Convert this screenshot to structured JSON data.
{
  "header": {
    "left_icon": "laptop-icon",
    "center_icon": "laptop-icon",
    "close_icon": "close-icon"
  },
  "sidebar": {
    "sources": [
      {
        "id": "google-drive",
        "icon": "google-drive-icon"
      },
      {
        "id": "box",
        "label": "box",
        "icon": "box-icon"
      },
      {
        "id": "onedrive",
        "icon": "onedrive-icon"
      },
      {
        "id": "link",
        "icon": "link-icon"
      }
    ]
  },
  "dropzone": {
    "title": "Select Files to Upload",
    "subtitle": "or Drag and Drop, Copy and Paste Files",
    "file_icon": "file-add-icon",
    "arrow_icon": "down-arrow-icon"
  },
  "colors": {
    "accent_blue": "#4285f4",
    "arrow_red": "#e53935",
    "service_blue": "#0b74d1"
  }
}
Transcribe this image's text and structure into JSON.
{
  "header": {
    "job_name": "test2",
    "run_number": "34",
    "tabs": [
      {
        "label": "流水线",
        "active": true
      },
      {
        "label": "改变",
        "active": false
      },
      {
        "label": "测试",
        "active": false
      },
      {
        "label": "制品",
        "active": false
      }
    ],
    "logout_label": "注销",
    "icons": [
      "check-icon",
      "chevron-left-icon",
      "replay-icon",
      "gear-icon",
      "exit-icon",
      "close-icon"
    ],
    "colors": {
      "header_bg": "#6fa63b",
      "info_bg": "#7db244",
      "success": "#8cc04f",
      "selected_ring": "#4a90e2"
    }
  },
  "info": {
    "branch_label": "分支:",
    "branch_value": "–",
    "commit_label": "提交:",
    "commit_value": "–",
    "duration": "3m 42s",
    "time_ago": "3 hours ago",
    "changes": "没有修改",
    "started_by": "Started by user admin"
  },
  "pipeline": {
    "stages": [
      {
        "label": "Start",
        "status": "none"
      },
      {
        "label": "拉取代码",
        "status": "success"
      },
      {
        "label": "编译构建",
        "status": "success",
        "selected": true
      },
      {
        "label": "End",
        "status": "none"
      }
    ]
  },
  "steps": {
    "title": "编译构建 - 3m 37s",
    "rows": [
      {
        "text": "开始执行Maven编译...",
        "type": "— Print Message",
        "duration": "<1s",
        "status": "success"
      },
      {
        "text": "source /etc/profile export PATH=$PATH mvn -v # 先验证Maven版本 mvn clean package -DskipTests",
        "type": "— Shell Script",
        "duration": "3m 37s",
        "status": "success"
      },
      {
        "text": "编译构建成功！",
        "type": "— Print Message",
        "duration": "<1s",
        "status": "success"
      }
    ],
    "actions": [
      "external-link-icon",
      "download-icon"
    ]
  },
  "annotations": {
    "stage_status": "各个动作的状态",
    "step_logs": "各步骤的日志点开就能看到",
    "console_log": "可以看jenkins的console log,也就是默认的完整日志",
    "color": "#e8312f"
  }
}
# # # #
→ **Directions**: Print the entries exactly. Include every one.

→ **The output**:
Convert this screenshot to structured JSON data.
{
  "header": {
    "left_icon": "laptop-icon",
    "center_icon": "laptop-icon",
    "close_icon": "close-icon"
  },
  "sidebar": {
    "sources": [
      {
        "id": "google-drive",
        "icon": "google-drive-icon"
      },
      {
        "id": "box",
        "label": "box",
        "icon": "box-icon"
      },
      {
        "id": "onedrive",
        "icon": "onedrive-icon"
      },
      {
        "id": "link",
        "icon": "link-icon"
      }
    ]
  },
  "dropzone": {
    "title": "Select Files to Upload",
    "subtitle": "or Drag and Drop, Copy and Paste Files",
    "file_icon": "file-add-icon",
    "arrow_icon": "down-arrow-icon"
  },
  "colors": {
    "accent_blue": "#4285f4",
    "arrow_red": "#e53935",
    "service_blue": "#0b74d1"
  }
}
Transcribe this image's text and structure into JSON.
{
  "header": {
    "job_name": "test2",
    "run_number": "34",
    "tabs": [
      {
        "label": "流水线",
        "active": true
      },
      {
        "label": "改变",
        "active": false
      },
      {
        "label": "测试",
        "active": false
      },
      {
        "label": "制品",
        "active": false
      }
    ],
    "logout_label": "注销",
    "icons": [
      "check-icon",
      "chevron-left-icon",
      "replay-icon",
      "gear-icon",
      "exit-icon",
      "close-icon"
    ],
    "colors": {
      "header_bg": "#6fa63b",
      "info_bg": "#7db244",
      "success": "#8cc04f",
      "selected_ring": "#4a90e2"
    }
  },
  "info": {
    "branch_label": "分支:",
    "branch_value": "–",
    "commit_label": "提交:",
    "commit_value": "–",
    "duration": "3m 42s",
    "time_ago": "3 hours ago",
    "changes": "没有修改",
    "started_by": "Started by user admin"
  },
  "pipeline": {
    "stages": [
      {
        "label": "Start",
        "status": "none"
      },
      {
        "label": "拉取代码",
        "status": "success"
      },
      {
        "label": "编译构建",
        "status": "success",
        "selected": true
      },
      {
        "label": "End",
        "status": "none"
      }
    ]
  },
  "steps": {
    "title": "编译构建 - 3m 37s",
    "rows": [
      {
        "text": "开始执行Maven编译...",
        "type": "— Print Message",
        "duration": "<1s",
        "status": "success"
      },
      {
        "text": "source /etc/profile export PATH=$PATH mvn -v # 先验证Maven版本 mvn clean package -DskipTests",
        "type": "— Shell Script",
        "duration": "3m 37s",
        "status": "success"
      },
      {
        "text": "编译构建成功！",
        "type": "— Print Message",
        "duration": "<1s",
        "status": "success"
      }
    ],
    "actions": [
      "external-link-icon",
      "download-icon"
    ]
  },
  "annotations": {
    "stage_status": "各个动作的状态",
    "step_logs": "各步骤的日志点开就能看到",
    "console_log": "可以看jenkins的console log,也就是默认的完整日志",
    "color": "#e8312f"
  }
}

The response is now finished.